Juiz do Trabalho no TRT-RS. Mestre em Direito pela UFRGS. Especialista em Direito Internacional pela UFRGS.

CAPÍTULO II

DA REMUNERAÇÃO

1. Estado da técnica: atributos e proteção ao salário. São considerados atributos do salário a persistência, a periodicidade, a essencialidade e a indisponibilidade, pois o salário é uma prestação de trato sucessivo (que se repete no tempo), que deve ser feita com curtos intervalos de tempo entre si (no máximo 1 mês) e visa a atender uma série de necessidades pessoais e vitais do trabalhador e de sua família, a que o trabalhador não pode renunciar.

O risco da atividade econômica não pode ser transferido ao empregado (art. 2º da CLT) – daí deriva a noção de forfetariedade, de que a prestação do salário não pode depender do sucesso do empreendimento econômico ou de fatores aleatórios. A admissão da remuneração variável, entretanto, mitiga em alguma medida a comutatividade inerente ao contrato de trabalho (7º, II, da Constituição).

___

■ Instruções:
Transcreva o trecho do texto sobre a remuneração que vai de "CAPÍTULO II" até "não pode renunciar.", inclusive. Não é preciso consultar os dados.

■ Bloco de dados:
___

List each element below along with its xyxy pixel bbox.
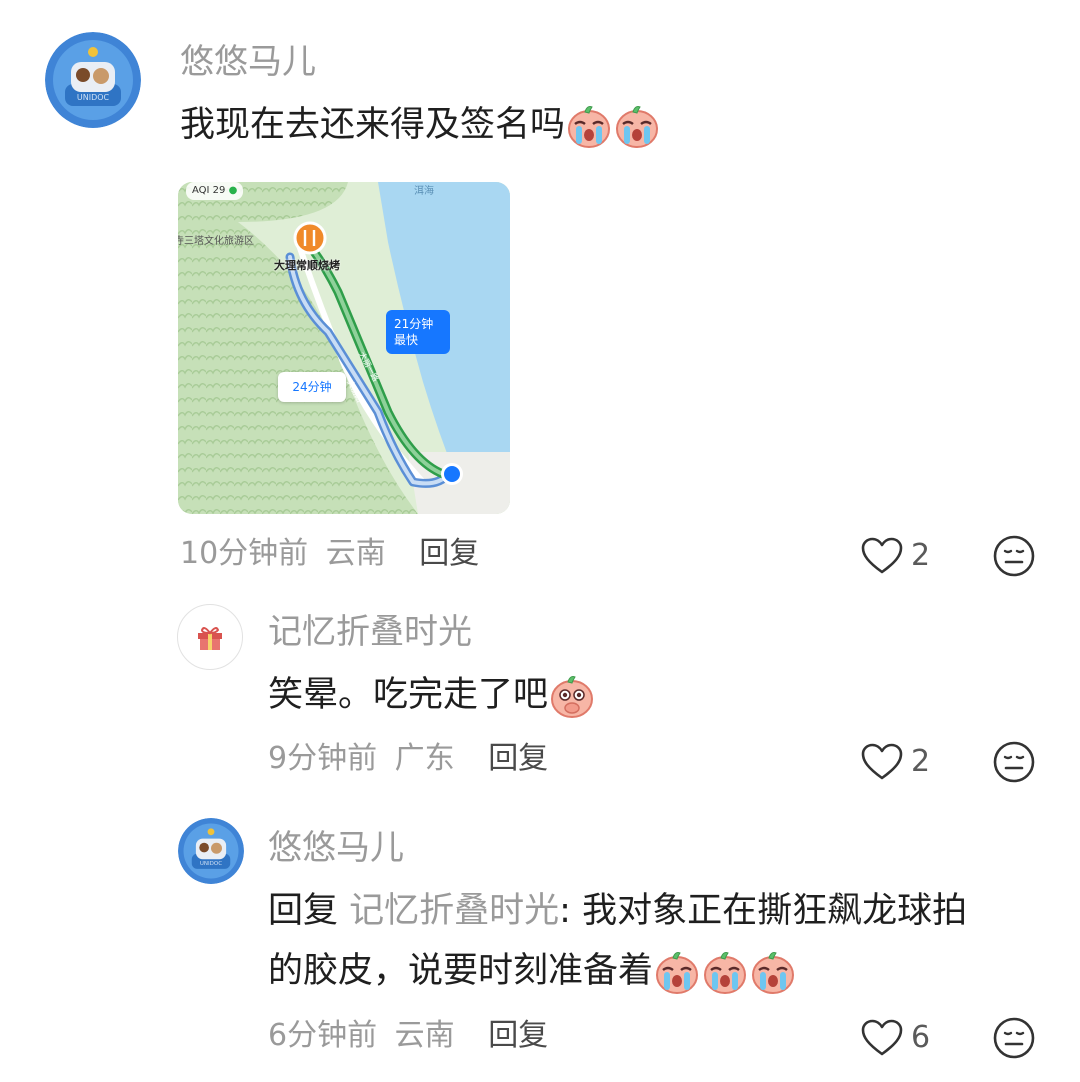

___

■ Resposta abaixo:
CAPÍTULO II

DA REMUNERAÇÃO

1. Estado da técnica: atributos e proteção ao salário. São considerados atributos do salário a persistência, a periodicidade, a essencialidade e a indisponibilidade, pois o salário é uma prestação de trato sucessivo (que se repete no tempo), que deve ser feita com curtos intervalos de tempo entre si (no máximo 1 mês) e visa a atender uma série de necessidades pessoais e vitais do trabalhador e de sua família, a que o trabalhador não pode renunciar.